Objective:
Return the records in full, exactly as given.

─── Provided data ───

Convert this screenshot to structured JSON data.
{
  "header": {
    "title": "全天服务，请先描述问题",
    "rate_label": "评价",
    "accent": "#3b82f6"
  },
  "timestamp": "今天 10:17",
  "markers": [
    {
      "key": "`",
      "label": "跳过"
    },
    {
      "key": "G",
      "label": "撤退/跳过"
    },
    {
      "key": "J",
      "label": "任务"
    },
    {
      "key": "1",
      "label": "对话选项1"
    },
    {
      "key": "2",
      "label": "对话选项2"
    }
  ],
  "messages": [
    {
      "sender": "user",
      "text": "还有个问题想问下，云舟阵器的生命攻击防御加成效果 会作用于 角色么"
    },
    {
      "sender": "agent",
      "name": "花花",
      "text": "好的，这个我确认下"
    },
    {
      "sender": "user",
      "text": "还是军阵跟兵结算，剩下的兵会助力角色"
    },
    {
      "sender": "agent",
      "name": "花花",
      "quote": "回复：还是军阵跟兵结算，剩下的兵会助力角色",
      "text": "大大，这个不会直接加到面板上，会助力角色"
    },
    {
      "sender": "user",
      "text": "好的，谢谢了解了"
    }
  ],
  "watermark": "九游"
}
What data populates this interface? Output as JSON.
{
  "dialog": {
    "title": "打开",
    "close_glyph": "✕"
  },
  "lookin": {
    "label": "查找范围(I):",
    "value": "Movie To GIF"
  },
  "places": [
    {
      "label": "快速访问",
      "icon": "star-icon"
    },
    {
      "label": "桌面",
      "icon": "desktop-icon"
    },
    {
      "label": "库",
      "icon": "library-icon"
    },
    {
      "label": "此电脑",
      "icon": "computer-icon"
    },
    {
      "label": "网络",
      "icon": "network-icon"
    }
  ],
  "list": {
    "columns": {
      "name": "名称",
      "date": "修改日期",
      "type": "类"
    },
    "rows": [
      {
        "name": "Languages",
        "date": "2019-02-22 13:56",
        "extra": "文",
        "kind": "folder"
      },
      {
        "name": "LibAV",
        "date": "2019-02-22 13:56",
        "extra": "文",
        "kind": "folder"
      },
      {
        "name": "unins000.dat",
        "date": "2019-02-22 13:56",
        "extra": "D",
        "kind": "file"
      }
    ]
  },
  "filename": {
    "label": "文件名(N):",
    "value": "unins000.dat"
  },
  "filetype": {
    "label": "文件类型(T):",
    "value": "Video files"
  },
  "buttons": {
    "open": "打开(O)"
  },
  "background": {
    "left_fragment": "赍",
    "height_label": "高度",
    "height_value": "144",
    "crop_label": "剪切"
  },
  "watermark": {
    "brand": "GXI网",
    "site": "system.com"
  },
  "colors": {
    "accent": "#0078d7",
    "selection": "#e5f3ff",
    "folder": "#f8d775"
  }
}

───

Solution:
Convert this screenshot to structured JSON data.
{
  "header": {
    "title": "全天服务，请先描述问题",
    "rate_label": "评价",
    "accent": "#3b82f6"
  },
  "timestamp": "今天 10:17",
  "markers": [
    {
      "key": "`",
      "label": "跳过"
    },
    {
      "key": "G",
      "label": "撤退/跳过"
    },
    {
      "key": "J",
      "label": "任务"
    },
    {
      "key": "1",
      "label": "对话选项1"
    },
    {
      "key": "2",
      "label": "对话选项2"
    }
  ],
  "messages": [
    {
      "sender": "user",
      "text": "还有个问题想问下，云舟阵器的生命攻击防御加成效果 会作用于 角色么"
    },
    {
      "sender": "agent",
      "name": "花花",
      "text": "好的，这个我确认下"
    },
    {
      "sender": "user",
      "text": "还是军阵跟兵结算，剩下的兵会助力角色"
    },
    {
      "sender": "agent",
      "name": "花花",
      "quote": "回复：还是军阵跟兵结算，剩下的兵会助力角色",
      "text": "大大，这个不会直接加到面板上，会助力角色"
    },
    {
      "sender": "user",
      "text": "好的，谢谢了解了"
    }
  ],
  "watermark": "九游"
}
What data populates this interface? Output as JSON.
{
  "dialog": {
    "title": "打开",
    "close_glyph": "✕"
  },
  "lookin": {
    "label": "查找范围(I):",
    "value": "Movie To GIF"
  },
  "places": [
    {
      "label": "快速访问",
      "icon": "star-icon"
    },
    {
      "label": "桌面",
      "icon": "desktop-icon"
    },
    {
      "label": "库",
      "icon": "library-icon"
    },
    {
      "label": "此电脑",
      "icon": "computer-icon"
    },
    {
      "label": "网络",
      "icon": "network-icon"
    }
  ],
  "list": {
    "columns": {
      "name": "名称",
      "date": "修改日期",
      "type": "类"
    },
    "rows": [
      {
        "name": "Languages",
        "date": "2019-02-22 13:56",
        "extra": "文",
        "kind": "folder"
      },
      {
        "name": "LibAV",
        "date": "2019-02-22 13:56",
        "extra": "文",
        "kind": "folder"
      },
      {
        "name": "unins000.dat",
        "date": "2019-02-22 13:56",
        "extra": "D",
        "kind": "file"
      }
    ]
  },
  "filename": {
    "label": "文件名(N):",
    "value": "unins000.dat"
  },
  "filetype": {
    "label": "文件类型(T):",
    "value": "Video files"
  },
  "buttons": {
    "open": "打开(O)"
  },
  "background": {
    "left_fragment": "赍",
    "height_label": "高度",
    "height_value": "144",
    "crop_label": "剪切"
  },
  "watermark": {
    "brand": "GXI网",
    "site": "system.com"
  },
  "colors": {
    "accent": "#0078d7",
    "selection": "#e5f3ff",
    "folder": "#f8d775"
  }
}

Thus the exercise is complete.